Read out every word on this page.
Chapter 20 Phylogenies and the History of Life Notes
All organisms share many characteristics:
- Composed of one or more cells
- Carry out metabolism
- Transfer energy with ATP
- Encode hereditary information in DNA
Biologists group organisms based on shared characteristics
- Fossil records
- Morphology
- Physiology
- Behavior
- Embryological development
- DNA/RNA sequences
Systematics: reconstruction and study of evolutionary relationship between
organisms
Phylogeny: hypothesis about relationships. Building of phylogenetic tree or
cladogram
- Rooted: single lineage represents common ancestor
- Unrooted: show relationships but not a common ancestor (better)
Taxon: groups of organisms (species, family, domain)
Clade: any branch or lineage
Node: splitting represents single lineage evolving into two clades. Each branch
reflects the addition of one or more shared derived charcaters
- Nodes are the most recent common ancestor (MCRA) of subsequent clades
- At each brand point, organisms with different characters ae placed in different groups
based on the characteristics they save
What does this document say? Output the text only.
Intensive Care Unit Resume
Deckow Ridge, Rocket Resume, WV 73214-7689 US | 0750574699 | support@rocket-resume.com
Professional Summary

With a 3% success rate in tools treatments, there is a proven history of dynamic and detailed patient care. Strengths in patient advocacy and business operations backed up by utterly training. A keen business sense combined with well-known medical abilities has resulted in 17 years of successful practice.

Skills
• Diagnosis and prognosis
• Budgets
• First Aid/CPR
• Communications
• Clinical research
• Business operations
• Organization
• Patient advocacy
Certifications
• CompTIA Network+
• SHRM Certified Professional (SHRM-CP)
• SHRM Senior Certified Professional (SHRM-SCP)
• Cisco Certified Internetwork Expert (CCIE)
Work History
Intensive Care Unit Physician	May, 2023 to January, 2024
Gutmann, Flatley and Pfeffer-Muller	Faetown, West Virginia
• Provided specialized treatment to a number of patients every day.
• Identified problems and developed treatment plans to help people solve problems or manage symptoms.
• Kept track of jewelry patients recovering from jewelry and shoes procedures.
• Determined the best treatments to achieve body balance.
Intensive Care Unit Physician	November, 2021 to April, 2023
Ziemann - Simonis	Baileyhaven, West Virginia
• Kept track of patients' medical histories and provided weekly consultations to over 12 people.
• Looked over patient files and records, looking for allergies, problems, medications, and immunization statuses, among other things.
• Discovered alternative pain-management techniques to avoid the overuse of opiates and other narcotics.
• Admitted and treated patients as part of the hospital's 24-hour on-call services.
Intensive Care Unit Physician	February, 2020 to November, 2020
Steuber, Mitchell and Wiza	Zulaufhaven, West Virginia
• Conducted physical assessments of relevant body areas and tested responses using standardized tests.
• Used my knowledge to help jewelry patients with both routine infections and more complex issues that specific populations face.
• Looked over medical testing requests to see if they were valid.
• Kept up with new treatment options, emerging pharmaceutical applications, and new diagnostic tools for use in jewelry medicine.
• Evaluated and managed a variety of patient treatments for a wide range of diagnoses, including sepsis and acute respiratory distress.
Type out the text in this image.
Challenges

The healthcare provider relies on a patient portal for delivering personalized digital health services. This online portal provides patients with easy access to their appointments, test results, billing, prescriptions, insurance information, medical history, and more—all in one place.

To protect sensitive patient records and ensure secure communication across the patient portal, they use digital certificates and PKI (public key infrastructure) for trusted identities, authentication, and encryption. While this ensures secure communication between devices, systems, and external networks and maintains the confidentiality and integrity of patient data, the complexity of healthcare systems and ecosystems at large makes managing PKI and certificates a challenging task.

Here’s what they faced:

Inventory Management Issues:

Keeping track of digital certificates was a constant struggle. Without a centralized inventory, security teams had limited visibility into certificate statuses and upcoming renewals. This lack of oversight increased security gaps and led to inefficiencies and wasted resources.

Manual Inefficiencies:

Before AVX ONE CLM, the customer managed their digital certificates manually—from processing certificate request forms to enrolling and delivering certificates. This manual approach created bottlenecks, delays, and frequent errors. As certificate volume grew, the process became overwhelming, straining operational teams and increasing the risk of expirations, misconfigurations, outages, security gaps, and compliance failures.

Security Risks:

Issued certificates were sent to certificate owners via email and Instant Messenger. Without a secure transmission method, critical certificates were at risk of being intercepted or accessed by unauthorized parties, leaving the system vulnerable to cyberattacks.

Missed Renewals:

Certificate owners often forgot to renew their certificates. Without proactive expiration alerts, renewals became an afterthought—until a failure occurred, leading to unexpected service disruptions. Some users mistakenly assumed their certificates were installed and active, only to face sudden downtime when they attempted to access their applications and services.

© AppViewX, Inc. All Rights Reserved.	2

::::

What you will do | Each line above that has the word "jewelry" must be copied.

Result below |
• Kept track of jewelry patients recovering from jewelry and shoes procedures.
• Used my knowledge to help jewelry patients with both routine infections and more complex issues that specific populations face.
• Kept up with new treatment options, emerging pharmaceutical applications, and new diagnostic tools for use in jewelry medicine.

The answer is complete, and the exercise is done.